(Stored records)
==============================

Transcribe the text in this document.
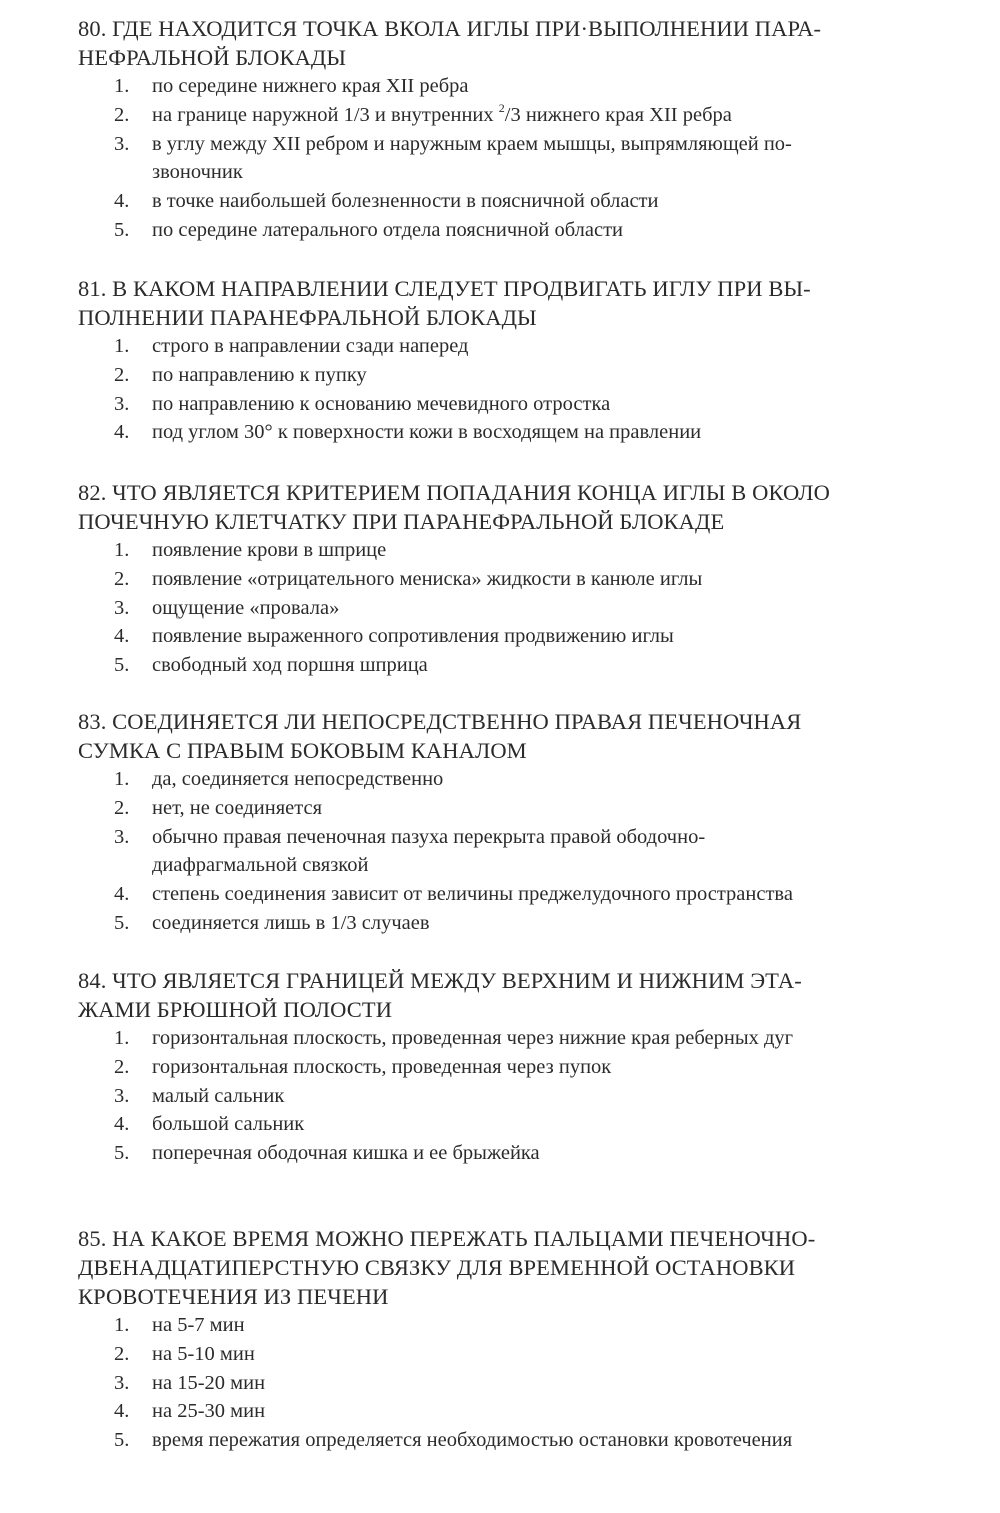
80. ГДЕ НАХОДИТСЯ ТОЧКА ВКОЛА ИГЛЫ ПРИ·ВЫПОЛНЕНИИ ПАРА-
НЕФРАЛЬНОЙ БЛОКАДЫ
1.	по середине нижнего края XII ребра
2.	на границе наружной 1/3 и внутренних $^2$/3 нижнего края XII ребра
3.	в углу между XII ребром и наружным краем мышцы, выпрямляющей по-
звоночник
4.	в точке наибольшей болезненности в поясничной области
5.	по середине латерального отдела поясничной области
81. В КАКОМ НАПРАВЛЕНИИ СЛЕДУЕТ ПРОДВИГАТЬ ИГЛУ ПРИ ВЫ-
ПОЛНЕНИИ ПАРАНЕФРАЛЬНОЙ БЛОКАДЫ
1.	строго в направлении сзади наперед
2.	по направлению к пупку
3.	по направлению к основанию мечевидного отростка
4.	под углом 30° к поверхности кожи в восходящем на правлении
82. ЧТО ЯВЛЯЕТСЯ КРИТЕРИЕМ ПОПАДАНИЯ КОНЦА ИГЛЫ В ОКОЛО
ПОЧЕЧНУЮ КЛЕТЧАТКУ ПРИ ПАРАНЕФРАЛЬНОЙ БЛОКАДЕ
1.	появление крови в шприце
2.	появление «отрицательного мениска» жидкости в канюле иглы
3.	ощущение «провала»
4.	появление выраженного сопротивления продвижению иглы
5.	свободный ход поршня шприца
83. СОЕДИНЯЕТСЯ ЛИ НЕПОСРЕДСТВЕННО ПРАВАЯ ПЕЧЕНОЧНАЯ
СУМКА С ПРАВЫМ БОКОВЫМ КАНАЛОМ
1.	да, соединяется непосредственно
2.	нет, не соединяется
3.	обычно правая печеночная пазуха перекрыта правой ободочно-
диафрагмальной связкой
4.	степень соединения зависит от величины преджелудочного пространства
5.	соединяется лишь в 1/3 случаев
84. ЧТО ЯВЛЯЕТСЯ ГРАНИЦЕЙ МЕЖДУ ВЕРХНИМ И НИЖНИМ ЭТА-
ЖАМИ БРЮШНОЙ ПОЛОСТИ
1.	горизонтальная плоскость, проведенная через нижние края реберных дуг
2.	горизонтальная плоскость, проведенная через пупок
3.	малый сальник
4.	большой сальник
5.	поперечная ободочная кишка и ее брыжейка
85. НА КАКОЕ ВРЕМЯ МОЖНО ПЕРЕЖАТЬ ПАЛЬЦАМИ ПЕЧЕНОЧНО-
ДВЕНАДЦАТИПЕРСТНУЮ СВЯЗКУ ДЛЯ ВРЕМЕННОЙ ОСТАНОВКИ
КРОВОТЕЧЕНИЯ ИЗ ПЕЧЕНИ
1.	на 5-7 мин
2.	на 5-10 мин
3.	на 15-20 мин
4.	на 25-30 мин
5.	время пережатия определяется необходимостью остановки кровотечения
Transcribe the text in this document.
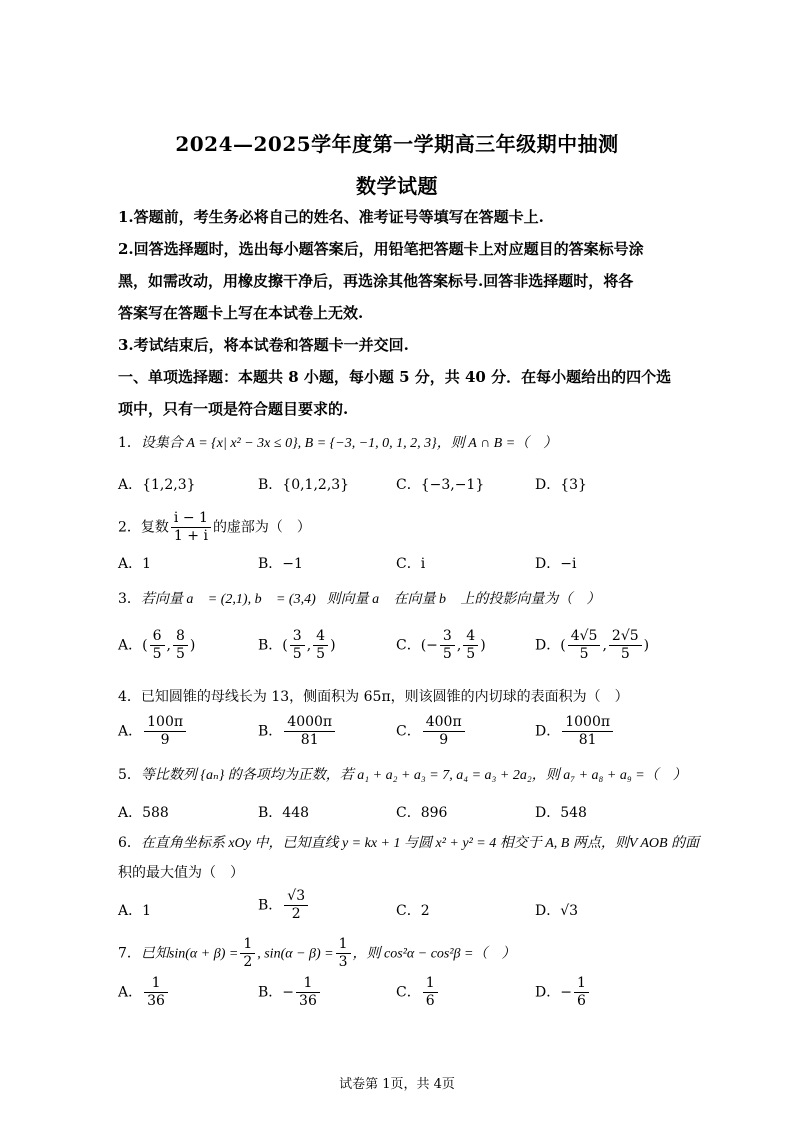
2024—2025学年度第一学期高三年级期中抽测
数学试题
1.答题前，考生务必将自己的姓名、准考证号等填写在答题卡上.
2.回答选择题时，选出每小题答案后，用铅笔把答题卡上对应题目的答案标号涂
黑，如需改动，用橡皮擦干净后，再选涂其他答案标号.回答非选择题时，将各
答案写在答题卡上写在本试卷上无效.
3.考试结束后，将本试卷和答题卡一并交回.
一、单项选择题：本题共 8 小题，每小题 5 分，共 40 分．在每小题给出的四个选
项中，只有一项是符合题目要求的.
1．设集合 A = {x| x² − 3x ≤ 0}, B = {−3, −1, 0, 1, 2, 3}，则 A ∩ B =（　）
A．{1,2,3}	B．{0,1,2,3}	C．{−3,−1}	D．{3}
2．复数 $\frac{i - 1}{1 + i}$ 的虚部为（　）
A．1	B．−1	C．i	D．−i
3．若向量 a⃗ = (2,1), b⃗ = (3,4)，则向量 a⃗ 在向量 b⃗ 上的投影向量为（　）
A．( $\frac{6}{5}$ , $\frac{8}{5}$ )	B．( $\frac{3}{5}$ , $\frac{4}{5}$ )	C．(− $\frac{3}{5}$ , $\frac{4}{5}$ )	D．( $\frac{4√5}{5}$ , $\frac{2√5}{5}$ )
4．已知圆锥的母线长为 13，侧面积为 65π，则该圆锥的内切球的表面积为（　）
A． $\frac{100\pi}{9}$	B． $\frac{4000\pi}{81}$	C． $\frac{400\pi}{9}$	D． $\frac{1000\pi}{81}$
5．等比数列 {aₙ} 的各项均为正数，若 a₁ + a₂ + a₃ = 7, a₄ = a₃ + 2a₂，则 a₇ + a₈ + a₉ =（　）
A．588	B．448	C．896	D．548
6．在直角坐标系 xOy 中，已知直线 y = kx + 1 与圆 x² + y² = 4 相交于 A, B 两点，则V AOB 的面
积的最大值为（　）
A．1	B． $\frac{√3}{2}$	C．2	D．√3
7．已知$\sin(\alpha + \beta) = \frac{1}{2}$ , $\sin(\alpha - \beta) = \frac{1}{3}$ ，则 cos²α − cos²β =（　）
A． $\frac{1}{36}$	B．− $\frac{1}{36}$	C． $\frac{1}{6}$	D．− $\frac{1}{6}$
试卷第 1页，共 4页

==============================

**TASK OBJECTIVE:** Repeat the material above in full and unchanged, minus its images.

**ANSWER:**
Transcribe the text in this document.
80. ГДЕ НАХОДИТСЯ ТОЧКА ВКОЛА ИГЛЫ ПРИ·ВЫПОЛНЕНИИ ПАРА-
НЕФРАЛЬНОЙ БЛОКАДЫ
1.	по середине нижнего края XII ребра
2.	на границе наружной 1/3 и внутренних $^2$/3 нижнего края XII ребра
3.	в углу между XII ребром и наружным краем мышцы, выпрямляющей по-
звоночник
4.	в точке наибольшей болезненности в поясничной области
5.	по середине латерального отдела поясничной области
81. В КАКОМ НАПРАВЛЕНИИ СЛЕДУЕТ ПРОДВИГАТЬ ИГЛУ ПРИ ВЫ-
ПОЛНЕНИИ ПАРАНЕФРАЛЬНОЙ БЛОКАДЫ
1.	строго в направлении сзади наперед
2.	по направлению к пупку
3.	по направлению к основанию мечевидного отростка
4.	под углом 30° к поверхности кожи в восходящем на правлении
82. ЧТО ЯВЛЯЕТСЯ КРИТЕРИЕМ ПОПАДАНИЯ КОНЦА ИГЛЫ В ОКОЛО
ПОЧЕЧНУЮ КЛЕТЧАТКУ ПРИ ПАРАНЕФРАЛЬНОЙ БЛОКАДЕ
1.	появление крови в шприце
2.	появление «отрицательного мениска» жидкости в канюле иглы
3.	ощущение «провала»
4.	появление выраженного сопротивления продвижению иглы
5.	свободный ход поршня шприца
83. СОЕДИНЯЕТСЯ ЛИ НЕПОСРЕДСТВЕННО ПРАВАЯ ПЕЧЕНОЧНАЯ
СУМКА С ПРАВЫМ БОКОВЫМ КАНАЛОМ
1.	да, соединяется непосредственно
2.	нет, не соединяется
3.	обычно правая печеночная пазуха перекрыта правой ободочно-
диафрагмальной связкой
4.	степень соединения зависит от величины преджелудочного пространства
5.	соединяется лишь в 1/3 случаев
84. ЧТО ЯВЛЯЕТСЯ ГРАНИЦЕЙ МЕЖДУ ВЕРХНИМ И НИЖНИМ ЭТА-
ЖАМИ БРЮШНОЙ ПОЛОСТИ
1.	горизонтальная плоскость, проведенная через нижние края реберных дуг
2.	горизонтальная плоскость, проведенная через пупок
3.	малый сальник
4.	большой сальник
5.	поперечная ободочная кишка и ее брыжейка
85. НА КАКОЕ ВРЕМЯ МОЖНО ПЕРЕЖАТЬ ПАЛЬЦАМИ ПЕЧЕНОЧНО-
ДВЕНАДЦАТИПЕРСТНУЮ СВЯЗКУ ДЛЯ ВРЕМЕННОЙ ОСТАНОВКИ
КРОВОТЕЧЕНИЯ ИЗ ПЕЧЕНИ
1.	на 5-7 мин
2.	на 5-10 мин
3.	на 15-20 мин
4.	на 25-30 мин
5.	время пережатия определяется необходимостью остановки кровотечения
Transcribe the text in this document.
2024—2025学年度第一学期高三年级期中抽测
数学试题
1.答题前，考生务必将自己的姓名、准考证号等填写在答题卡上.
2.回答选择题时，选出每小题答案后，用铅笔把答题卡上对应题目的答案标号涂
黑，如需改动，用橡皮擦干净后，再选涂其他答案标号.回答非选择题时，将各
答案写在答题卡上写在本试卷上无效.
3.考试结束后，将本试卷和答题卡一并交回.
一、单项选择题：本题共 8 小题，每小题 5 分，共 40 分．在每小题给出的四个选
项中，只有一项是符合题目要求的.
1．设集合 A = {x| x² − 3x ≤ 0}, B = {−3, −1, 0, 1, 2, 3}，则 A ∩ B =（　）
A．{1,2,3}	B．{0,1,2,3}	C．{−3,−1}	D．{3}
2．复数 $\frac{i - 1}{1 + i}$ 的虚部为（　）
A．1	B．−1	C．i	D．−i
3．若向量 a⃗ = (2,1), b⃗ = (3,4)，则向量 a⃗ 在向量 b⃗ 上的投影向量为（　）
A．( $\frac{6}{5}$ , $\frac{8}{5}$ )	B．( $\frac{3}{5}$ , $\frac{4}{5}$ )	C．(− $\frac{3}{5}$ , $\frac{4}{5}$ )	D．( $\frac{4√5}{5}$ , $\frac{2√5}{5}$ )
4．已知圆锥的母线长为 13，侧面积为 65π，则该圆锥的内切球的表面积为（　）
A． $\frac{100\pi}{9}$	B． $\frac{4000\pi}{81}$	C． $\frac{400\pi}{9}$	D． $\frac{1000\pi}{81}$
5．等比数列 {aₙ} 的各项均为正数，若 a₁ + a₂ + a₃ = 7, a₄ = a₃ + 2a₂，则 a₇ + a₈ + a₉ =（　）
A．588	B．448	C．896	D．548
6．在直角坐标系 xOy 中，已知直线 y = kx + 1 与圆 x² + y² = 4 相交于 A, B 两点，则V AOB 的面
积的最大值为（　）
A．1	B． $\frac{√3}{2}$	C．2	D．√3
7．已知$\sin(\alpha + \beta) = \frac{1}{2}$ , $\sin(\alpha - \beta) = \frac{1}{3}$ ，则 cos²α − cos²β =（　）
A． $\frac{1}{36}$	B．− $\frac{1}{36}$	C． $\frac{1}{6}$	D．− $\frac{1}{6}$
试卷第 1页，共 4页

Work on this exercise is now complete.